## Begin
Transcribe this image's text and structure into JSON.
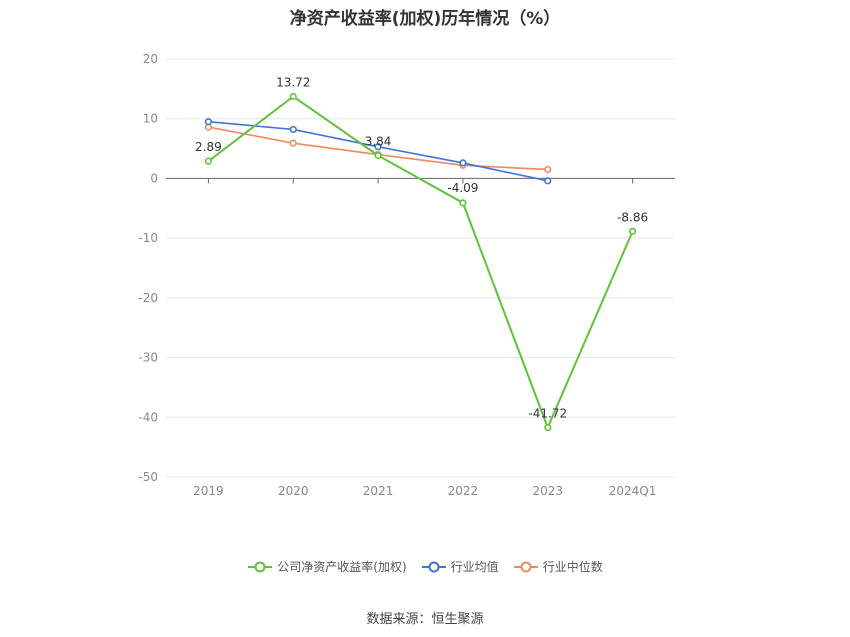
{
  "title": "净资产收益率(加权)历年情况（%）",
  "source": "数据来源：恒生聚源",
  "chart_data": {
    "type": "line",
    "categories": [
      "2019",
      "2020",
      "2021",
      "2022",
      "2023",
      "2024Q1"
    ],
    "ylim": [
      -50,
      20
    ],
    "yticks": [
      20,
      10,
      0,
      -10,
      -20,
      -30,
      -40,
      -50
    ],
    "grid": true,
    "legend_position": "bottom",
    "series": [
      {
        "name": "公司净资产收益率(加权)",
        "color": "#5ec23a",
        "values": [
          2.89,
          13.72,
          3.84,
          -4.09,
          -41.72,
          -8.86
        ],
        "labels": [
          "2.89",
          "13.72",
          "3.84",
          "-4.09",
          "-41.72",
          "-8.86"
        ]
      },
      {
        "name": "行业均值",
        "color": "#3f74d8",
        "values": [
          9.5,
          8.2,
          5.3,
          2.6,
          -0.4,
          null
        ]
      },
      {
        "name": "行业中位数",
        "color": "#f08a5d",
        "values": [
          8.6,
          5.9,
          4.0,
          2.2,
          1.5,
          null
        ]
      }
    ]
  }
}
## End
§ Task description
Repeat the preceding records precisely, and leave every picture out of the copy.

§ Output for this exercise
Transcribe this image's text and structure into JSON.
{
  "title": "净资产收益率(加权)历年情况（%）",
  "source": "数据来源：恒生聚源",
  "chart_data": {
    "type": "line",
    "categories": [
      "2019",
      "2020",
      "2021",
      "2022",
      "2023",
      "2024Q1"
    ],
    "ylim": [
      -50,
      20
    ],
    "yticks": [
      20,
      10,
      0,
      -10,
      -20,
      -30,
      -40,
      -50
    ],
    "grid": true,
    "legend_position": "bottom",
    "series": [
      {
        "name": "公司净资产收益率(加权)",
        "color": "#5ec23a",
        "values": [
          2.89,
          13.72,
          3.84,
          -4.09,
          -41.72,
          -8.86
        ],
        "labels": [
          "2.89",
          "13.72",
          "3.84",
          "-4.09",
          "-41.72",
          "-8.86"
        ]
      },
      {
        "name": "行业均值",
        "color": "#3f74d8",
        "values": [
          9.5,
          8.2,
          5.3,
          2.6,
          -0.4,
          null
        ]
      },
      {
        "name": "行业中位数",
        "color": "#f08a5d",
        "values": [
          8.6,
          5.9,
          4.0,
          2.2,
          1.5,
          null
        ]
      }
    ]
  }
}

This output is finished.